Copy all lines of the listing that include the string "JSON".

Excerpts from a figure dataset
□ □ □ □ □ □ □
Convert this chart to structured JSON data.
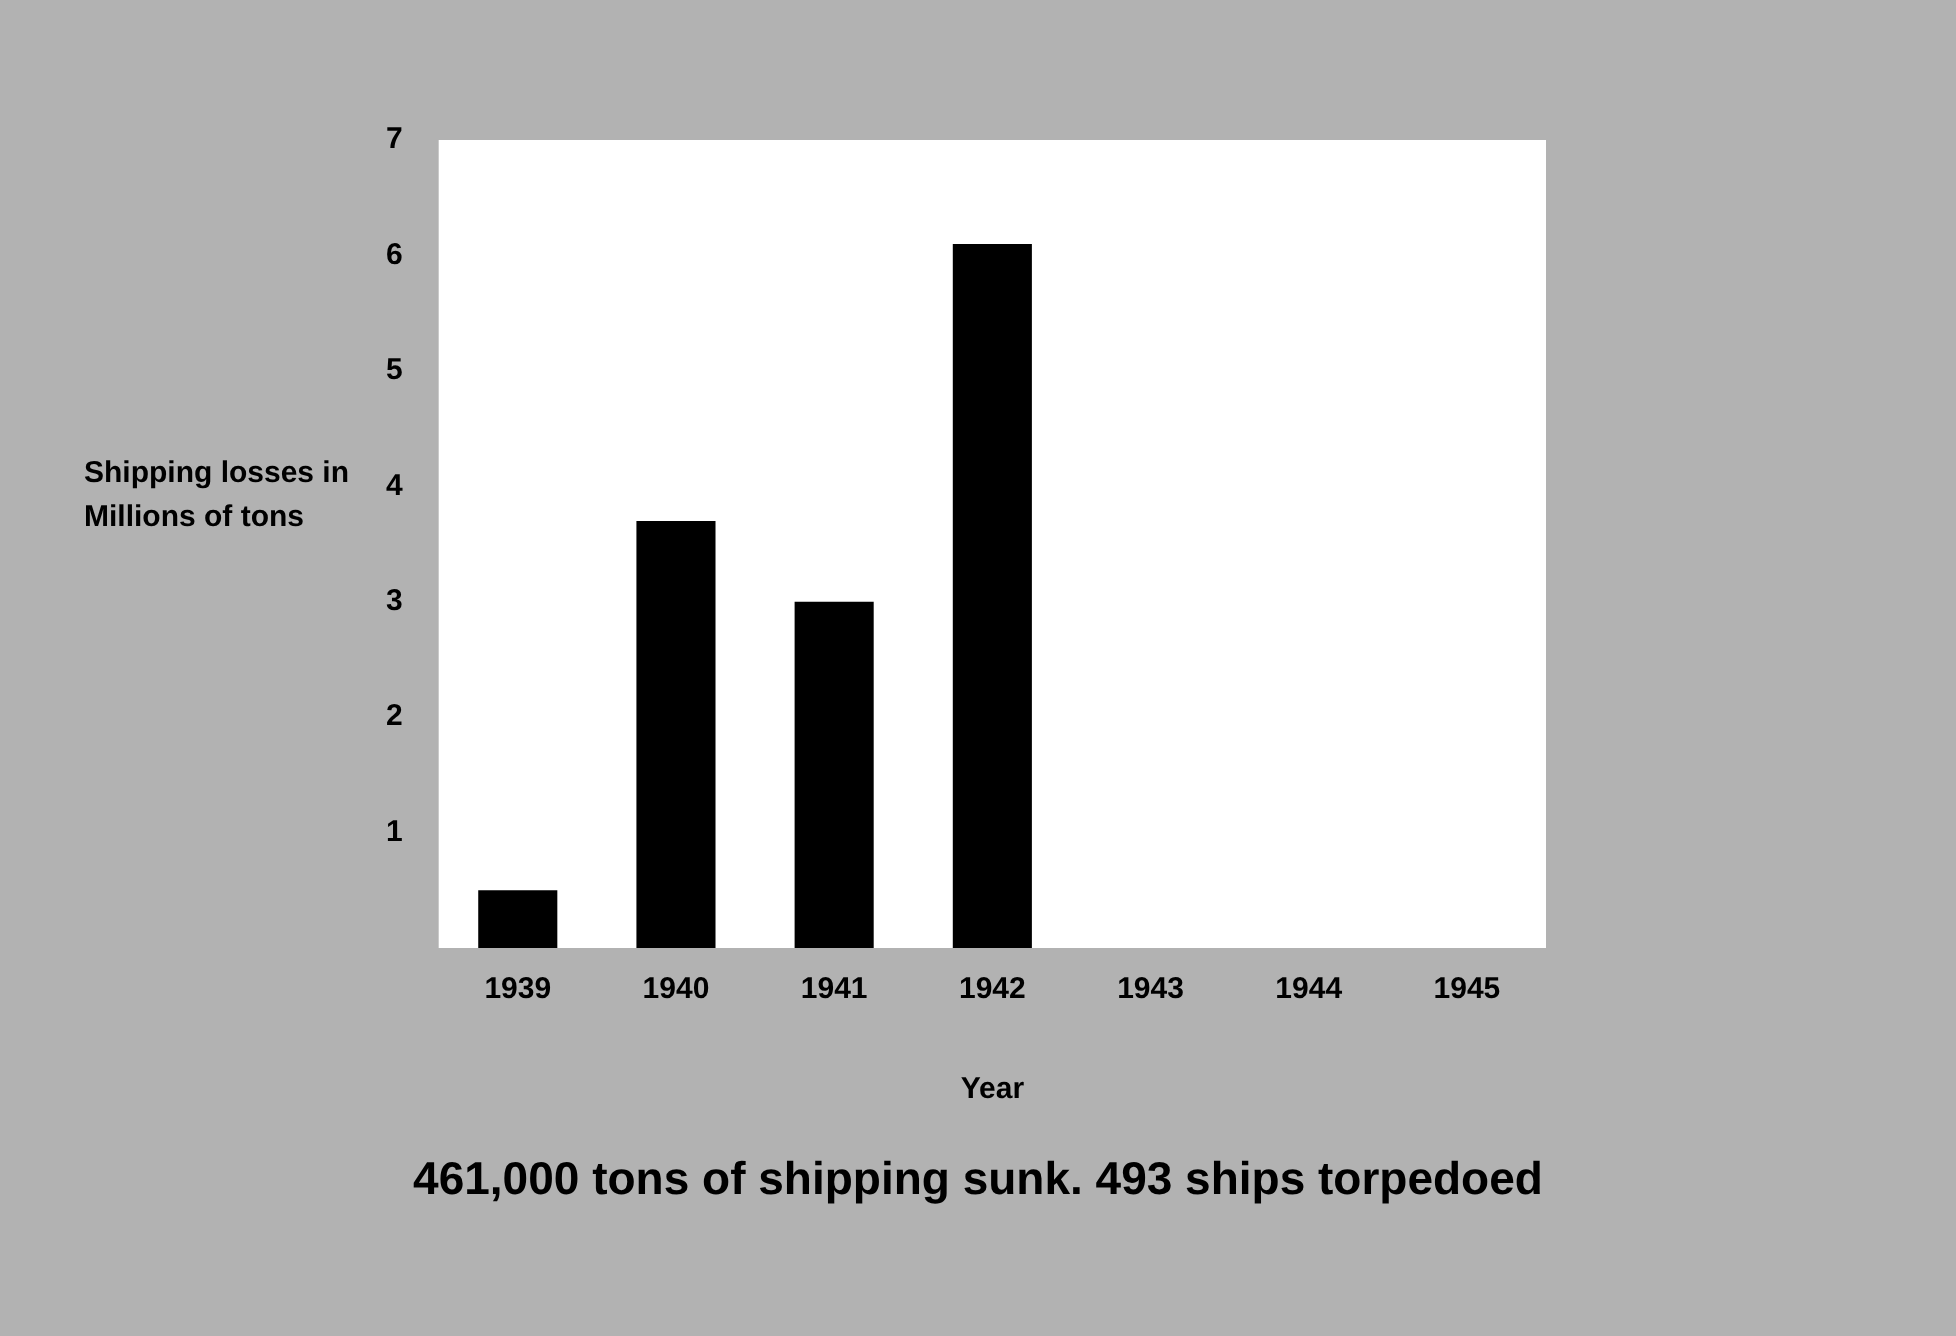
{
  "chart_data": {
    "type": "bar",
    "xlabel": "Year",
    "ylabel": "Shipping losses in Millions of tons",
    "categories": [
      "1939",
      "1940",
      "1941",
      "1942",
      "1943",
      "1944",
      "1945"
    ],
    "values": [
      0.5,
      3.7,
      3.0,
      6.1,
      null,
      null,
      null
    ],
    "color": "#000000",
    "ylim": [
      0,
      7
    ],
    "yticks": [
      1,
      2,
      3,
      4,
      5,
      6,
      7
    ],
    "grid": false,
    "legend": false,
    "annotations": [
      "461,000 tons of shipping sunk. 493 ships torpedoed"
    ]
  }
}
□ □ □ □ □ □ □
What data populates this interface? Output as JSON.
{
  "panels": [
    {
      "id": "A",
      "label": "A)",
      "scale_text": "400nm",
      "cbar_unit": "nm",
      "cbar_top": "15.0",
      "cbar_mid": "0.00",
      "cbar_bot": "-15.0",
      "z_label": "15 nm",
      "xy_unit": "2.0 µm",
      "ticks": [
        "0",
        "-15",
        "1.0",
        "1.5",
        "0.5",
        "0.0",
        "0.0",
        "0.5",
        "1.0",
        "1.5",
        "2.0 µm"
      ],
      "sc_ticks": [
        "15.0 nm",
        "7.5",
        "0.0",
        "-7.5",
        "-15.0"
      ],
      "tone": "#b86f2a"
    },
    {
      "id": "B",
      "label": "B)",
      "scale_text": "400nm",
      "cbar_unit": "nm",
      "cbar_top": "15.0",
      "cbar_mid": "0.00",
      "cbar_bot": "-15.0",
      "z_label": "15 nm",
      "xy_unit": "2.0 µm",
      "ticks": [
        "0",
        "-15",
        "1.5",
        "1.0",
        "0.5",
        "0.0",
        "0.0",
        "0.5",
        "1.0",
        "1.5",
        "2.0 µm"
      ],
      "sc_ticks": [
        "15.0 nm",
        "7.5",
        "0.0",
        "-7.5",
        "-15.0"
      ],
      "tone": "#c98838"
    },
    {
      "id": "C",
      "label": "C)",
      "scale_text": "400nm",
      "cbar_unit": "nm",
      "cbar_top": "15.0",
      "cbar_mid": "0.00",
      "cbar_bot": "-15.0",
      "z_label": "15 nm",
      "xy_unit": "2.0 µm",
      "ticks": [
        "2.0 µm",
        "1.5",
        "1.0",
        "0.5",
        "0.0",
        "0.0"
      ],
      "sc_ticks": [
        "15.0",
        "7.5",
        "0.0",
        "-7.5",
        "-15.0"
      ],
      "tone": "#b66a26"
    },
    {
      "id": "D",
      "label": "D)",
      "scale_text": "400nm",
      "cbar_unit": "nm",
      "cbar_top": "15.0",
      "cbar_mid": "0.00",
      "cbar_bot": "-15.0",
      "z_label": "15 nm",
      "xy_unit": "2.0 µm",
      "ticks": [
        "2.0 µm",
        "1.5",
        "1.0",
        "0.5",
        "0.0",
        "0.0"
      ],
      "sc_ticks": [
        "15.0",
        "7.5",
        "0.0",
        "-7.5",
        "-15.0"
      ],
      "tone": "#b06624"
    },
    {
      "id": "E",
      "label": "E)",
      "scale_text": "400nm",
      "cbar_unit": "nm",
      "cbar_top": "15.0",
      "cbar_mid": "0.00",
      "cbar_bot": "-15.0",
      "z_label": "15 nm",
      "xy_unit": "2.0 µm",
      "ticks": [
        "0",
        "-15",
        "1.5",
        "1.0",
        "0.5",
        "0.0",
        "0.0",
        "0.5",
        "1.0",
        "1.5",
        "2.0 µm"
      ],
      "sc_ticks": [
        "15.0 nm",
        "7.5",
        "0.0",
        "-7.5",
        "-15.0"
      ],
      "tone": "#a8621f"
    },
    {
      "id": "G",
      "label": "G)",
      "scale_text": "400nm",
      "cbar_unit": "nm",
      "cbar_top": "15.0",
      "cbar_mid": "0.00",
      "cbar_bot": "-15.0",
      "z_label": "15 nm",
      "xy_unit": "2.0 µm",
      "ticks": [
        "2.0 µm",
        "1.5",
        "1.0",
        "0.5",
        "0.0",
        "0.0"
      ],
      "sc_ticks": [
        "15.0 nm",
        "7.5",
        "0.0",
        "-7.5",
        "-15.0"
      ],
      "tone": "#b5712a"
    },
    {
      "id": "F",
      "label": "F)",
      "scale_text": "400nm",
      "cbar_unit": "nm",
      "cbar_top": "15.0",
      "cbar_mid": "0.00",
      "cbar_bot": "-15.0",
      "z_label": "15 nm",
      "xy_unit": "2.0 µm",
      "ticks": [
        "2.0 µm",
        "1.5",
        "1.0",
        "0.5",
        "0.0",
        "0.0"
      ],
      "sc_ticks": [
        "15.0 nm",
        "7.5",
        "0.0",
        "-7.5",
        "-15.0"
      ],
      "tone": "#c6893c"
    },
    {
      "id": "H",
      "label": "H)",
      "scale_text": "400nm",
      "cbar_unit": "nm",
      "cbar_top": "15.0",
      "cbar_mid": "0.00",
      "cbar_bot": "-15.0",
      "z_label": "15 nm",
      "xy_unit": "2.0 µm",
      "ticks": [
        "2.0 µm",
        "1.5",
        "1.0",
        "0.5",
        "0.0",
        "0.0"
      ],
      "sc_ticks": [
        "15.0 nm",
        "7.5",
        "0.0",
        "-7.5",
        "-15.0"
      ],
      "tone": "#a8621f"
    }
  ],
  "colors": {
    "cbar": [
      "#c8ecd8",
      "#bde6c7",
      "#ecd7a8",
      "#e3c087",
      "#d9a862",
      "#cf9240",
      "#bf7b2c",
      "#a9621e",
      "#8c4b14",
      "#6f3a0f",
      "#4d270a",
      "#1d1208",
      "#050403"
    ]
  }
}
□ □ □ □ □ □ □
## Final result
Convert this chart to structured JSON data.
What data populates this interface? Output as JSON.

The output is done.